◆ Listing
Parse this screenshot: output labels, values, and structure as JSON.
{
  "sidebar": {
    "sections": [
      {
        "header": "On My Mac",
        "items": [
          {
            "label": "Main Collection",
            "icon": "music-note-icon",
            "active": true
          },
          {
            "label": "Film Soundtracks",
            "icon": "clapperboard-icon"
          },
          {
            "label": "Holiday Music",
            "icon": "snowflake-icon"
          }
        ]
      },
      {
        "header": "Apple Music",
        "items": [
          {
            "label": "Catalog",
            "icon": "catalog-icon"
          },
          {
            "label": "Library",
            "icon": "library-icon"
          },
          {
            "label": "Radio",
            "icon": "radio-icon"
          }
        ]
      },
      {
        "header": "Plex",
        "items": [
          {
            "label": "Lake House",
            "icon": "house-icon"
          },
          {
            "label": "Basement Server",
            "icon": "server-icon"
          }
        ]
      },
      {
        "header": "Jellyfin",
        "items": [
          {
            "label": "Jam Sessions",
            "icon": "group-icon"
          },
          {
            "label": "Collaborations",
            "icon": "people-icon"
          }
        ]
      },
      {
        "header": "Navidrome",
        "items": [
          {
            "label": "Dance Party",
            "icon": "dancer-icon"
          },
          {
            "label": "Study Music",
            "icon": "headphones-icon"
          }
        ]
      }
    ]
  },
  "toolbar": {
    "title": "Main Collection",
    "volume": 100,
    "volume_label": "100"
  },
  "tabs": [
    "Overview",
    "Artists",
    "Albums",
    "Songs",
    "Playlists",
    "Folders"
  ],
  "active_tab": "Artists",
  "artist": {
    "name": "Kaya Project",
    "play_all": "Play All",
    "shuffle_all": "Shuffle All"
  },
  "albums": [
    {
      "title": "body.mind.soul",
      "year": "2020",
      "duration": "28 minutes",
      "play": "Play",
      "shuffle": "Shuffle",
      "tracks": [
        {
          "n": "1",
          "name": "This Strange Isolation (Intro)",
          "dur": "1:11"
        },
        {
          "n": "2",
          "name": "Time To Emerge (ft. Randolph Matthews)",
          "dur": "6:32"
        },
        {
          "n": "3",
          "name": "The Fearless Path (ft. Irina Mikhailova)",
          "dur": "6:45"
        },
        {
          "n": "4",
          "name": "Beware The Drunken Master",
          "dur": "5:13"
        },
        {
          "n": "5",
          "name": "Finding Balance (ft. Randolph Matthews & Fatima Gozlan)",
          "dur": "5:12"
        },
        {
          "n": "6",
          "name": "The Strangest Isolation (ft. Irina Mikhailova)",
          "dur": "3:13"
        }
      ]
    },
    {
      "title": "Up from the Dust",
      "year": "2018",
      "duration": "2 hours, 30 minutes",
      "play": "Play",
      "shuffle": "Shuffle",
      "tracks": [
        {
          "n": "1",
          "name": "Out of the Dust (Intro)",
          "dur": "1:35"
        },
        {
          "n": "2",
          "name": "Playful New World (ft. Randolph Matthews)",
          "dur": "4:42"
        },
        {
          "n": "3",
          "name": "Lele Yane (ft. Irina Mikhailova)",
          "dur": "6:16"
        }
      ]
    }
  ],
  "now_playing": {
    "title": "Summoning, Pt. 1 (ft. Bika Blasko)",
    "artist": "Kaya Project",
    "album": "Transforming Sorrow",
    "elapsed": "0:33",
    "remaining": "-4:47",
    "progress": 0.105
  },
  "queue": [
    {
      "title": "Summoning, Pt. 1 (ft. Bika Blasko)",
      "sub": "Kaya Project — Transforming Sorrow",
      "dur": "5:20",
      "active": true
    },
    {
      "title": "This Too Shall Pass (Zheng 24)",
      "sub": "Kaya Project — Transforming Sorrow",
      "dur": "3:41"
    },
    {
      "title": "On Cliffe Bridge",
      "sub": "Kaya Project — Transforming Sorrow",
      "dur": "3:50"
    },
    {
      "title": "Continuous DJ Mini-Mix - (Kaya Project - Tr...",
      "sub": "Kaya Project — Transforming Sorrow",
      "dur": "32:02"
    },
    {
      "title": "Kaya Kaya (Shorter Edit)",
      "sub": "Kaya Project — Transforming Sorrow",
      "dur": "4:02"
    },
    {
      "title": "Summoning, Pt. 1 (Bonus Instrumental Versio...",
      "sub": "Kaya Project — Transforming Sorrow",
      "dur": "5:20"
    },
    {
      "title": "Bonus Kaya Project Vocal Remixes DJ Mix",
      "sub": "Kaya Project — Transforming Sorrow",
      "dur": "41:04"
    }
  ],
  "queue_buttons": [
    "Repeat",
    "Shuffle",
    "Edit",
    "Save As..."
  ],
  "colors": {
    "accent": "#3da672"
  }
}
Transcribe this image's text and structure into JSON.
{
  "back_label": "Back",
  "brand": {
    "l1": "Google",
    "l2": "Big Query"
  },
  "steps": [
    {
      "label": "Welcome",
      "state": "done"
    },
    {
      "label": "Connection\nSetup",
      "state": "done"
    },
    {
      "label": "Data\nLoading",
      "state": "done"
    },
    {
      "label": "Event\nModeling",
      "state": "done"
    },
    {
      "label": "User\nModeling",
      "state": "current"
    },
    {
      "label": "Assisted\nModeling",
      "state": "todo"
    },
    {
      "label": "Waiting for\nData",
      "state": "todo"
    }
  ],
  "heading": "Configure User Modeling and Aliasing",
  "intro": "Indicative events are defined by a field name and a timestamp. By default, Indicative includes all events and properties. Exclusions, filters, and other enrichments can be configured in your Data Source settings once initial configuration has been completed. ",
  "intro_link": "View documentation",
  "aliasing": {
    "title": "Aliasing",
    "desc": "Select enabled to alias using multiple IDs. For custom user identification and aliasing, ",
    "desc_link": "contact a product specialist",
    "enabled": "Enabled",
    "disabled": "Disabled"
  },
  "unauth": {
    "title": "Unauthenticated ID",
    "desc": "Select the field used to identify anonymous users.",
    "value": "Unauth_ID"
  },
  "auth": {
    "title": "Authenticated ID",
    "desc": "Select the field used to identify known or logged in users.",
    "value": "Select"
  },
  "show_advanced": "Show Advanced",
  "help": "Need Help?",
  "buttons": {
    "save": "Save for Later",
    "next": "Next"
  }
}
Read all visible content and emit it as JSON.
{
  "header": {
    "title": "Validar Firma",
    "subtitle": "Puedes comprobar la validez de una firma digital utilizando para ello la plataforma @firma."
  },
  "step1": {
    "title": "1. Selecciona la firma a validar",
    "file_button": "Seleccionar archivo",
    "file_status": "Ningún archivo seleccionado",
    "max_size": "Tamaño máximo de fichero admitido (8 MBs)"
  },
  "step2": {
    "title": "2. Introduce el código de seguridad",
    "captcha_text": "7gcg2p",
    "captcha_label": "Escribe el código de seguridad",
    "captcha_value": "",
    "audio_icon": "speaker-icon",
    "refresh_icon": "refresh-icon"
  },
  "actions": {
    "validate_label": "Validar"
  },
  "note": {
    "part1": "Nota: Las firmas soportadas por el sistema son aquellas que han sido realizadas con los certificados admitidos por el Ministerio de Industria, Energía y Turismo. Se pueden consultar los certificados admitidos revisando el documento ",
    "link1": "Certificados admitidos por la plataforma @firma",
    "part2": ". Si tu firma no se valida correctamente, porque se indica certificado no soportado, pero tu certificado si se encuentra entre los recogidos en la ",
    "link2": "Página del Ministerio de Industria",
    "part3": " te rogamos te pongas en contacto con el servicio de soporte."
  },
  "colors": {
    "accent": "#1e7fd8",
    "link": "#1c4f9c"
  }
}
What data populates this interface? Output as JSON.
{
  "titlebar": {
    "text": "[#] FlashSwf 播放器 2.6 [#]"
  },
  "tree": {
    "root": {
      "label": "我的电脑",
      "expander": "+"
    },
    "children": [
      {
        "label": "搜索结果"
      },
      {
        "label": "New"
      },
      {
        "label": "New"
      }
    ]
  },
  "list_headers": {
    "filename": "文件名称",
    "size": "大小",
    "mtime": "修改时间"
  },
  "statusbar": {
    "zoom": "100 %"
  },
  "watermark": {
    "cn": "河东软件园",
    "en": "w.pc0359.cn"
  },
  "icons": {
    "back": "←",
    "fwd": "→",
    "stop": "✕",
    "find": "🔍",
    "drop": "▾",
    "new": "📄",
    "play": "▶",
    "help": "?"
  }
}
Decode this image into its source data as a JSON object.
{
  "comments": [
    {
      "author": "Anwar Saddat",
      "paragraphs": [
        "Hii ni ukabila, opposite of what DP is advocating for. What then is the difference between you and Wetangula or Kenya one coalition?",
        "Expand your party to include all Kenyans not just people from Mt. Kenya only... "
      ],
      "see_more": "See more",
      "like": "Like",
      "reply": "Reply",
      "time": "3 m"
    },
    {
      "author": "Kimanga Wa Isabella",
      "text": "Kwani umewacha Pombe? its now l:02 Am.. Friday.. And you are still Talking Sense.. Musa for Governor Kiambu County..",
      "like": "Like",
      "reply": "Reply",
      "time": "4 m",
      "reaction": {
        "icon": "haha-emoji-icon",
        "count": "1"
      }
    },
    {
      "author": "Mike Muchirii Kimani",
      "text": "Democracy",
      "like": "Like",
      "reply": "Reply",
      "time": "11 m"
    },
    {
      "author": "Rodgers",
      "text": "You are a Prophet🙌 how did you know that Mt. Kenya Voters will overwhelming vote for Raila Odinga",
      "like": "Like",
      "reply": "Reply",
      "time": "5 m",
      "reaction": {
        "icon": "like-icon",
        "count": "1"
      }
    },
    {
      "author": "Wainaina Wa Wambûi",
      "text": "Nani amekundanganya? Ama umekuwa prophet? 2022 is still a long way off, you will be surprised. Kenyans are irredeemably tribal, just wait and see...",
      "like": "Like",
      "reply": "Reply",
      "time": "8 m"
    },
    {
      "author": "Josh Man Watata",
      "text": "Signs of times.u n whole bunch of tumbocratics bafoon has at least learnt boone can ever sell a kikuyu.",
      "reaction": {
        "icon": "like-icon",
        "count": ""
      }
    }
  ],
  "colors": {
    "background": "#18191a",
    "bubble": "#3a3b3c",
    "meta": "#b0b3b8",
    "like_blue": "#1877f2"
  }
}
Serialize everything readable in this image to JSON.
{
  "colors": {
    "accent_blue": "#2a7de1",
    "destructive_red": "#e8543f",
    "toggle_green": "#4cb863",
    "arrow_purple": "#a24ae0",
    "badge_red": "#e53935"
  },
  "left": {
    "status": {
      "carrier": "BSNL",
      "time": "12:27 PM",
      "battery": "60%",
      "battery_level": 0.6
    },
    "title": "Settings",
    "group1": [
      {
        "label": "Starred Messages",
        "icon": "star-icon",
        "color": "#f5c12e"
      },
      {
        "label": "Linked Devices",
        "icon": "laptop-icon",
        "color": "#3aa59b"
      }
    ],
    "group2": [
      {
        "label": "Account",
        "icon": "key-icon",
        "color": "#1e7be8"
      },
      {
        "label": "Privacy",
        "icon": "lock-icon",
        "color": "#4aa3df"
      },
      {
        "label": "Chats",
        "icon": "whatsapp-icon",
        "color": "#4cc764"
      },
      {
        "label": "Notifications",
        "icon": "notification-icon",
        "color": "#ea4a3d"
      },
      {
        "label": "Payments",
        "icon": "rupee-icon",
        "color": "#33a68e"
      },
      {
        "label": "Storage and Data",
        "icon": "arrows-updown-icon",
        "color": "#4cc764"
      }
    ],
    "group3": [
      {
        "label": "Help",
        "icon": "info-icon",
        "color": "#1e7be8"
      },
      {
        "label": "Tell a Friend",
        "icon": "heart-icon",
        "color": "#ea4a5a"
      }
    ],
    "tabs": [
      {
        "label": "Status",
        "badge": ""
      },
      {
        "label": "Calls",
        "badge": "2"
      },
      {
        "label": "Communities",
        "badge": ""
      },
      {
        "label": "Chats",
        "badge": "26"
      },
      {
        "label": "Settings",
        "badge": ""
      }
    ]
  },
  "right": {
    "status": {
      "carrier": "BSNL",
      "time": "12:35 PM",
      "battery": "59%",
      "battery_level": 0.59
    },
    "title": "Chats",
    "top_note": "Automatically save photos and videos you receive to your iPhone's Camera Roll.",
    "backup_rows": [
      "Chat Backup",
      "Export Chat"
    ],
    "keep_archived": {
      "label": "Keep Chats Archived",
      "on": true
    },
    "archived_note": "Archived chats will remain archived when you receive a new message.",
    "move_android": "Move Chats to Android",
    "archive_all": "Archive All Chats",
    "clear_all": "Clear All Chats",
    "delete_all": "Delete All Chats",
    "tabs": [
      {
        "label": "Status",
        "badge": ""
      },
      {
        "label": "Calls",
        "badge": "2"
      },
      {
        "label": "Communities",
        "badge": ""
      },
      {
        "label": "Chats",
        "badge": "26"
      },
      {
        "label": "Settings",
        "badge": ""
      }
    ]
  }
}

◆ Exercise requirements
Look through the entries above. Extract each line with the word "enabled".

◆ Exercise result
    "desc": "Select enabled to alias using multiple IDs. For custom user identification and aliasing, ",
    "enabled": "Enabled",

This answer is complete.